### Objective
Using the entries below, return word for word the lines from the one containing "Give me a plain-text" up to and including the last.

++++++++++++++++++++

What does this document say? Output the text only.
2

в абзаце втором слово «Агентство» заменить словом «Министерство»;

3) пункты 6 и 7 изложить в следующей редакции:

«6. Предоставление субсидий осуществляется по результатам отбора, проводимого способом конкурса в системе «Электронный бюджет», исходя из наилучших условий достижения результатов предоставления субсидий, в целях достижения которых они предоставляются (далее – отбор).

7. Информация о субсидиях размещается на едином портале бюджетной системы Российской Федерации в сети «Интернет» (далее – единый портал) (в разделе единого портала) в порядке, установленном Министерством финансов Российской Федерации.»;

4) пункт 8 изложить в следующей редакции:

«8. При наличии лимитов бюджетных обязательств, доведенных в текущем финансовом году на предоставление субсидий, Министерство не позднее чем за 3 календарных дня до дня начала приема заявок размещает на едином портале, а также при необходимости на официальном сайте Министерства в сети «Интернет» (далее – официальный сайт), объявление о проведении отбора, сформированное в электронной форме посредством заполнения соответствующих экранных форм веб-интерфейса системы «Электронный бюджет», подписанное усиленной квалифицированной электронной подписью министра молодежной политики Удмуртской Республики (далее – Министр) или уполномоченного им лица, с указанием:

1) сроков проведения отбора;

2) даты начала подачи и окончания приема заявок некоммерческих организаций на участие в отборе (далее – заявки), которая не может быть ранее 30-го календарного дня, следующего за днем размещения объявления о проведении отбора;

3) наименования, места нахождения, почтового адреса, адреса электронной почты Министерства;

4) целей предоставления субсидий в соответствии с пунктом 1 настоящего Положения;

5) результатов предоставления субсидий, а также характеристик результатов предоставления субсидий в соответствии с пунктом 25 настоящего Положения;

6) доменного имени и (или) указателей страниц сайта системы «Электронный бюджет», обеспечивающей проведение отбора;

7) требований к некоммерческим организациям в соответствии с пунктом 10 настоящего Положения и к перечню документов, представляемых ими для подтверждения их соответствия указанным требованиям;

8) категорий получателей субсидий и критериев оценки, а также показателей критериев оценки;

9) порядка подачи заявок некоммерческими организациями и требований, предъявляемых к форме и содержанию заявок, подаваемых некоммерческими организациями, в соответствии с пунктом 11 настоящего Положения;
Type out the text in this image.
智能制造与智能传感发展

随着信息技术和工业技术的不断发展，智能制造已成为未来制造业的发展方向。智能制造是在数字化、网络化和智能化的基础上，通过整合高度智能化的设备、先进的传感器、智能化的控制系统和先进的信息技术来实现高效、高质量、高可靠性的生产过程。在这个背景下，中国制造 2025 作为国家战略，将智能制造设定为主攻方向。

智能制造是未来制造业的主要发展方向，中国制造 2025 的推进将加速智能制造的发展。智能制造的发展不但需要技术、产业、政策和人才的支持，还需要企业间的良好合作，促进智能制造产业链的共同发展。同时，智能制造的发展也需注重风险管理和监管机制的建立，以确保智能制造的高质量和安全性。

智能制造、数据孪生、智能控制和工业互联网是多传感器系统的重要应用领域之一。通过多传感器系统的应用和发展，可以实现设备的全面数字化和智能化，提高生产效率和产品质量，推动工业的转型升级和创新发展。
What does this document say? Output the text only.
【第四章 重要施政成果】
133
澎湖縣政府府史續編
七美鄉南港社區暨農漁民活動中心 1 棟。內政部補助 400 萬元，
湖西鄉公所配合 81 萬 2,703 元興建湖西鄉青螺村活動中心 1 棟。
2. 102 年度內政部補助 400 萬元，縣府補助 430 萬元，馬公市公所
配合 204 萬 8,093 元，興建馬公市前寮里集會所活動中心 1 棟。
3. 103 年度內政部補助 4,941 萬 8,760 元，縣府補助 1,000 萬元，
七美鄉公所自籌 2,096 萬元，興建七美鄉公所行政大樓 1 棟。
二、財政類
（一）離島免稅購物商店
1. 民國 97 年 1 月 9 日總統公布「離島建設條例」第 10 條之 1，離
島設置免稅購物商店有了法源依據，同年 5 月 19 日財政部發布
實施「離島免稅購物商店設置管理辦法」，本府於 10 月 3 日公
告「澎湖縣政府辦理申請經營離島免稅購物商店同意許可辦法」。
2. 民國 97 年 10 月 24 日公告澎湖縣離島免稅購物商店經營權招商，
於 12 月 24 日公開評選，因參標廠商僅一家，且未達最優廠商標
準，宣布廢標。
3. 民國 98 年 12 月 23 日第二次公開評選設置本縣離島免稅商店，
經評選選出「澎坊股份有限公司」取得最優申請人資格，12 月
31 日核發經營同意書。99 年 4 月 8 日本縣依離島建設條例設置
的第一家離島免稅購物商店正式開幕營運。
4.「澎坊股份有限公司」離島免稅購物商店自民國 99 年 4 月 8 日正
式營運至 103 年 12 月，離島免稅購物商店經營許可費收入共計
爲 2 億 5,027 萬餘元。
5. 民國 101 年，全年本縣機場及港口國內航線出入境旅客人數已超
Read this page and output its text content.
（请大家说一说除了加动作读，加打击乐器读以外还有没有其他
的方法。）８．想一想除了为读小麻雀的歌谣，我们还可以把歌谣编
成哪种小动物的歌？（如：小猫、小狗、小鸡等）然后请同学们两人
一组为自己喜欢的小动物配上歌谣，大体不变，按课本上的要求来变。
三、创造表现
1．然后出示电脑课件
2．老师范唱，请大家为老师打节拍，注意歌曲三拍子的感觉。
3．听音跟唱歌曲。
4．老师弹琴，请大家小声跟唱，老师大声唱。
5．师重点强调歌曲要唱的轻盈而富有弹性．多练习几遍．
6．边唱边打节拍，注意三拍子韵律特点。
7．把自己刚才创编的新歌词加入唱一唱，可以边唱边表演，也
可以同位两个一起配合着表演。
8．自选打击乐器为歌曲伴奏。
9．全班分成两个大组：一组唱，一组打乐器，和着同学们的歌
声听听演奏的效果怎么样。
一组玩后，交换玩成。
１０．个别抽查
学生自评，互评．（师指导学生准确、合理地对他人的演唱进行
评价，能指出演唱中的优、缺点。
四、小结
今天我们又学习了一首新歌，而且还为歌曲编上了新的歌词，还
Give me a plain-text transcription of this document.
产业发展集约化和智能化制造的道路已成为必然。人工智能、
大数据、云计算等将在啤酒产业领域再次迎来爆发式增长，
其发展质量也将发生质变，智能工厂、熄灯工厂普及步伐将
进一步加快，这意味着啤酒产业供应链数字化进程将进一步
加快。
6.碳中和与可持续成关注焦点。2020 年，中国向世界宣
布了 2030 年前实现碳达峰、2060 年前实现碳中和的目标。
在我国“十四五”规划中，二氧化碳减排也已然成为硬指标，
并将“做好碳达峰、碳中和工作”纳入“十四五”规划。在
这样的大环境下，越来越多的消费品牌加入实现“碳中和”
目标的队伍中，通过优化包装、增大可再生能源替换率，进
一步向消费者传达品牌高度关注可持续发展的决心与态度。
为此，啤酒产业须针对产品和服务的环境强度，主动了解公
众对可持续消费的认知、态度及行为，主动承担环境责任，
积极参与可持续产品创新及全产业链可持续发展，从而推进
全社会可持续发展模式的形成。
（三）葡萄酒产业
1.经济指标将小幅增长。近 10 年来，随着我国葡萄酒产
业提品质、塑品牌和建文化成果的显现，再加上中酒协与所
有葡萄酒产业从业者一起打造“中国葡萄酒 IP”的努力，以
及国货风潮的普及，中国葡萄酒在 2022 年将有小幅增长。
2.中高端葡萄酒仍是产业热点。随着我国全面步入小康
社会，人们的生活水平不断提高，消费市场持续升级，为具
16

++++++++++++++++++++

### Complete response
Give me a plain-text transcription of this document.
产业发展集约化和智能化制造的道路已成为必然。人工智能、
大数据、云计算等将在啤酒产业领域再次迎来爆发式增长，
其发展质量也将发生质变，智能工厂、熄灯工厂普及步伐将
进一步加快，这意味着啤酒产业供应链数字化进程将进一步
加快。
6.碳中和与可持续成关注焦点。2020 年，中国向世界宣
布了 2030 年前实现碳达峰、2060 年前实现碳中和的目标。
在我国“十四五”规划中，二氧化碳减排也已然成为硬指标，
并将“做好碳达峰、碳中和工作”纳入“十四五”规划。在
这样的大环境下，越来越多的消费品牌加入实现“碳中和”
目标的队伍中，通过优化包装、增大可再生能源替换率，进
一步向消费者传达品牌高度关注可持续发展的决心与态度。
为此，啤酒产业须针对产品和服务的环境强度，主动了解公
众对可持续消费的认知、态度及行为，主动承担环境责任，
积极参与可持续产品创新及全产业链可持续发展，从而推进
全社会可持续发展模式的形成。
（三）葡萄酒产业
1.经济指标将小幅增长。近 10 年来，随着我国葡萄酒产
业提品质、塑品牌和建文化成果的显现，再加上中酒协与所
有葡萄酒产业从业者一起打造“中国葡萄酒 IP”的努力，以
及国货风潮的普及，中国葡萄酒在 2022 年将有小幅增长。
2.中高端葡萄酒仍是产业热点。随着我国全面步入小康
社会，人们的生活水平不断提高，消费市场持续升级，为具
16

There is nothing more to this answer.